* Task to carry out
Select the lines below containing the word "dashed".

- - - - -

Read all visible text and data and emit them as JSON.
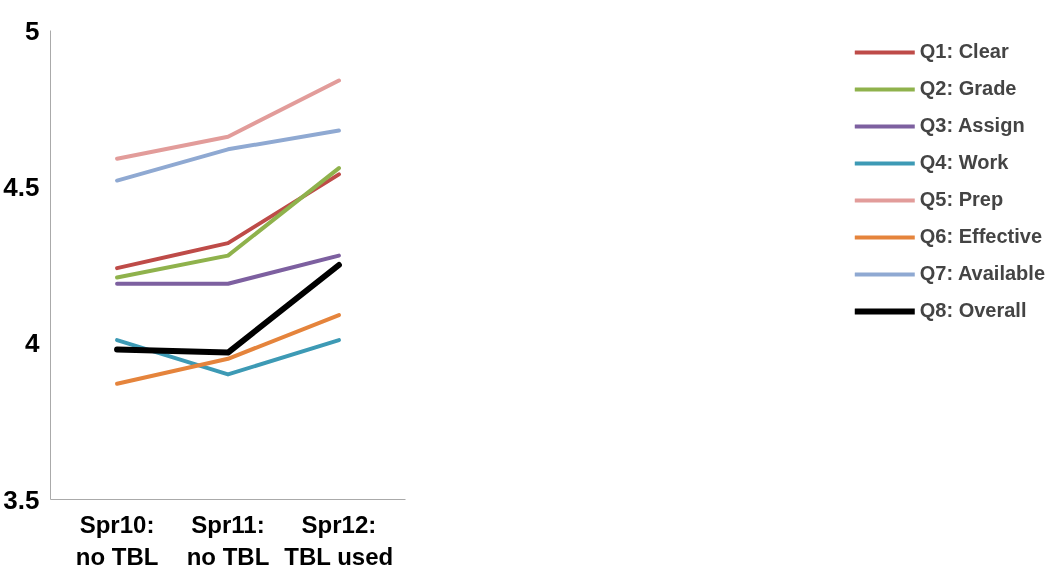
{
  "chart_data": {
    "type": "line",
    "categories": [
      "Spr10:\nno TBL",
      "Spr11:\nno TBL",
      "Spr12:\nTBL used"
    ],
    "series": [
      {
        "name": "Q1: Clear",
        "color": "#be4b48",
        "values": [
          4.24,
          4.32,
          4.54
        ]
      },
      {
        "name": "Q2: Grade",
        "color": "#8fb24c",
        "values": [
          4.21,
          4.28,
          4.56
        ]
      },
      {
        "name": "Q3: Assign",
        "color": "#7d60a0",
        "values": [
          4.19,
          4.19,
          4.28
        ]
      },
      {
        "name": "Q4: Work",
        "color": "#3d9ab5",
        "values": [
          4.01,
          3.9,
          4.01
        ]
      },
      {
        "name": "Q5: Prep",
        "color": "#e29c9a",
        "values": [
          4.59,
          4.66,
          4.84
        ]
      },
      {
        "name": "Q6: Effective",
        "color": "#e5843c",
        "values": [
          3.87,
          3.95,
          4.09
        ]
      },
      {
        "name": "Q7: Available",
        "color": "#8fa9d2",
        "values": [
          4.52,
          4.62,
          4.68
        ]
      },
      {
        "name": "Q8: Overall",
        "color": "#000000",
        "values": [
          3.98,
          3.97,
          4.25
        ]
      }
    ],
    "ylim": [
      3.5,
      5
    ],
    "yticks": [
      3.5,
      4,
      4.5,
      5
    ],
    "grid": false,
    "legend": "right",
    "marker": "none",
    "line_style": "solid"
  }
}
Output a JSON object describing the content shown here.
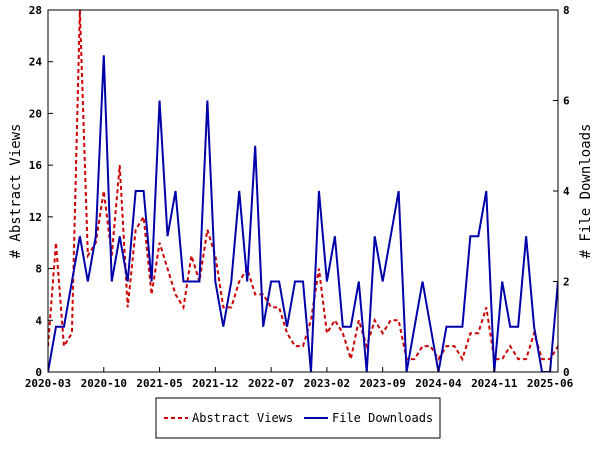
{
  "chart_data": {
    "type": "line",
    "x": [
      "2020-03",
      "2020-04",
      "2020-05",
      "2020-06",
      "2020-07",
      "2020-08",
      "2020-09",
      "2020-10",
      "2020-11",
      "2020-12",
      "2021-01",
      "2021-02",
      "2021-03",
      "2021-04",
      "2021-05",
      "2021-06",
      "2021-07",
      "2021-08",
      "2021-09",
      "2021-10",
      "2021-11",
      "2021-12",
      "2022-01",
      "2022-02",
      "2022-03",
      "2022-04",
      "2022-05",
      "2022-06",
      "2022-07",
      "2022-08",
      "2022-09",
      "2022-10",
      "2022-11",
      "2022-12",
      "2023-01",
      "2023-02",
      "2023-03",
      "2023-04",
      "2023-05",
      "2023-06",
      "2023-07",
      "2023-08",
      "2023-09",
      "2023-10",
      "2023-11",
      "2023-12",
      "2024-01",
      "2024-02",
      "2024-03",
      "2024-04",
      "2024-05",
      "2024-06",
      "2024-07",
      "2024-08",
      "2024-09",
      "2024-10",
      "2024-11",
      "2024-12",
      "2025-01",
      "2025-02",
      "2025-03",
      "2025-04",
      "2025-05",
      "2025-06",
      "2025-07"
    ],
    "x_tick_labels": [
      "2020-03",
      "2020-10",
      "2021-05",
      "2021-12",
      "2022-07",
      "2023-02",
      "2023-09",
      "2024-04",
      "2024-11",
      "2025-06"
    ],
    "series": [
      {
        "name": "Abstract Views",
        "axis": "left",
        "color": "#cc0000",
        "style": "dashed",
        "values": [
          2,
          10,
          2,
          3,
          28,
          9,
          10,
          14,
          9,
          16,
          5,
          11,
          12,
          6,
          10,
          8,
          6,
          5,
          9,
          7,
          11,
          9,
          5,
          5,
          7,
          8,
          6,
          6,
          5,
          5,
          3,
          2,
          2,
          4,
          8,
          3,
          4,
          3,
          1,
          4,
          2,
          4,
          3,
          4,
          4,
          1,
          1,
          2,
          2,
          1,
          2,
          2,
          1,
          3,
          3,
          5,
          1,
          1,
          2,
          1,
          1,
          3,
          1,
          1,
          2
        ]
      },
      {
        "name": "File Downloads",
        "axis": "right",
        "color": "#0000aa",
        "style": "solid",
        "values": [
          0,
          1,
          1,
          2,
          3,
          2,
          3,
          7,
          2,
          3,
          2,
          4,
          4,
          2,
          6,
          3,
          4,
          2,
          2,
          2,
          6,
          2,
          1,
          2,
          4,
          2,
          5,
          1,
          2,
          2,
          1,
          2,
          2,
          0,
          4,
          2,
          3,
          1,
          1,
          2,
          0,
          3,
          2,
          3,
          4,
          0,
          1,
          2,
          1,
          0,
          1,
          1,
          1,
          3,
          3,
          4,
          0,
          2,
          1,
          1,
          3,
          1,
          0,
          0,
          2
        ]
      }
    ],
    "ylabel": "# Abstract Views",
    "y2label": "# File Downloads",
    "ylim": [
      0,
      28
    ],
    "y2lim": [
      0,
      8
    ],
    "yticks": [
      0,
      4,
      8,
      12,
      16,
      20,
      24,
      28
    ],
    "y2ticks": [
      0,
      2,
      4,
      6,
      8
    ],
    "grid": false,
    "legend_position": "bottom"
  }
}
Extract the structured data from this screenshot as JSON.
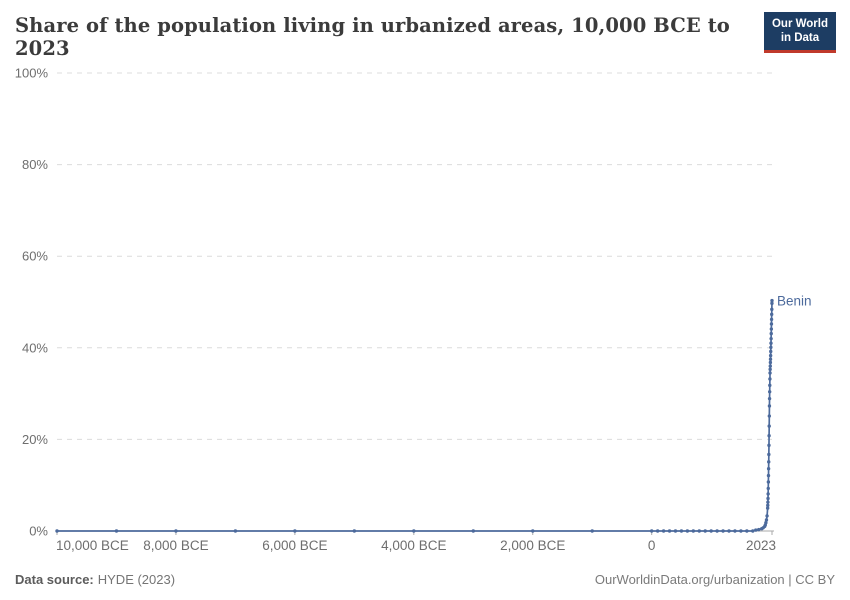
{
  "header": {
    "title": "Share of the population living in urbanized areas, 10,000 BCE to 2023",
    "logo": {
      "line1": "Our World",
      "line2": "in Data"
    }
  },
  "footer": {
    "source_label": "Data source:",
    "source_value": "HYDE (2023)",
    "credit": "OurWorldinData.org/urbanization | CC BY"
  },
  "colors": {
    "series_line": "#4c6a9c",
    "series_label": "#4c6a9c",
    "gridline": "#dcdcdc",
    "axis": "#a8a8a8",
    "tick_label": "#6e6e6e",
    "title": "#3b3b3b",
    "footer_text": "#757575",
    "logo_background": "#1d3d63",
    "logo_underline": "#c0392b"
  },
  "chart_data": {
    "type": "line",
    "title": "Share of the population living in urbanized areas, 10,000 BCE to 2023",
    "xlabel": "",
    "ylabel": "",
    "xlim": [
      -10000,
      2023
    ],
    "ylim": [
      0,
      100
    ],
    "grid": "horizontal-dashed",
    "legend_position": "end-of-line-label",
    "yticks": [
      {
        "value": 0,
        "label": "0%"
      },
      {
        "value": 20,
        "label": "20%"
      },
      {
        "value": 40,
        "label": "40%"
      },
      {
        "value": 60,
        "label": "60%"
      },
      {
        "value": 80,
        "label": "80%"
      },
      {
        "value": 100,
        "label": "100%"
      }
    ],
    "xticks": [
      {
        "value": -10000,
        "label": "10,000 BCE"
      },
      {
        "value": -8000,
        "label": "8,000 BCE"
      },
      {
        "value": -6000,
        "label": "6,000 BCE"
      },
      {
        "value": -4000,
        "label": "4,000 BCE"
      },
      {
        "value": -2000,
        "label": "2,000 BCE"
      },
      {
        "value": 0,
        "label": "0"
      },
      {
        "value": 2023,
        "label": "2023"
      }
    ],
    "series": [
      {
        "name": "Benin",
        "color": "#4c6a9c",
        "points": [
          [
            -10000,
            0
          ],
          [
            -9000,
            0
          ],
          [
            -8000,
            0
          ],
          [
            -7000,
            0
          ],
          [
            -6000,
            0
          ],
          [
            -5000,
            0
          ],
          [
            -4000,
            0
          ],
          [
            -3000,
            0
          ],
          [
            -2000,
            0
          ],
          [
            -1000,
            0
          ],
          [
            0,
            0
          ],
          [
            100,
            0
          ],
          [
            200,
            0
          ],
          [
            300,
            0
          ],
          [
            400,
            0
          ],
          [
            500,
            0
          ],
          [
            600,
            0
          ],
          [
            700,
            0
          ],
          [
            800,
            0
          ],
          [
            900,
            0
          ],
          [
            1000,
            0
          ],
          [
            1100,
            0
          ],
          [
            1200,
            0
          ],
          [
            1300,
            0
          ],
          [
            1400,
            0
          ],
          [
            1500,
            0
          ],
          [
            1600,
            0
          ],
          [
            1700,
            0
          ],
          [
            1750,
            0.2
          ],
          [
            1800,
            0.3
          ],
          [
            1850,
            0.5
          ],
          [
            1875,
            0.7
          ],
          [
            1900,
            1
          ],
          [
            1910,
            1.3
          ],
          [
            1920,
            1.8
          ],
          [
            1930,
            2.4
          ],
          [
            1940,
            3.3
          ],
          [
            1950,
            5
          ],
          [
            1952,
            5.6
          ],
          [
            1954,
            6.3
          ],
          [
            1956,
            7.1
          ],
          [
            1958,
            8.1
          ],
          [
            1960,
            9.3
          ],
          [
            1962,
            10.7
          ],
          [
            1964,
            12.1
          ],
          [
            1966,
            13.6
          ],
          [
            1968,
            15.1
          ],
          [
            1970,
            16.7
          ],
          [
            1972,
            18.7
          ],
          [
            1974,
            20.8
          ],
          [
            1976,
            22.9
          ],
          [
            1978,
            25.1
          ],
          [
            1980,
            27.3
          ],
          [
            1982,
            28.9
          ],
          [
            1984,
            30.4
          ],
          [
            1986,
            31.8
          ],
          [
            1988,
            33.2
          ],
          [
            1990,
            34.5
          ],
          [
            1992,
            35.3
          ],
          [
            1994,
            36
          ],
          [
            1996,
            36.8
          ],
          [
            1998,
            37.5
          ],
          [
            2000,
            38.3
          ],
          [
            2002,
            39.2
          ],
          [
            2004,
            40.1
          ],
          [
            2006,
            41
          ],
          [
            2008,
            42
          ],
          [
            2010,
            43.1
          ],
          [
            2012,
            44.1
          ],
          [
            2014,
            45.2
          ],
          [
            2016,
            46.2
          ],
          [
            2018,
            47.3
          ],
          [
            2020,
            48.4
          ],
          [
            2022,
            49.7
          ],
          [
            2023,
            50.3
          ]
        ]
      }
    ]
  }
}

- - - - -

* Written response
        "style": "dashed",
    "grid": "horizontal-dashed",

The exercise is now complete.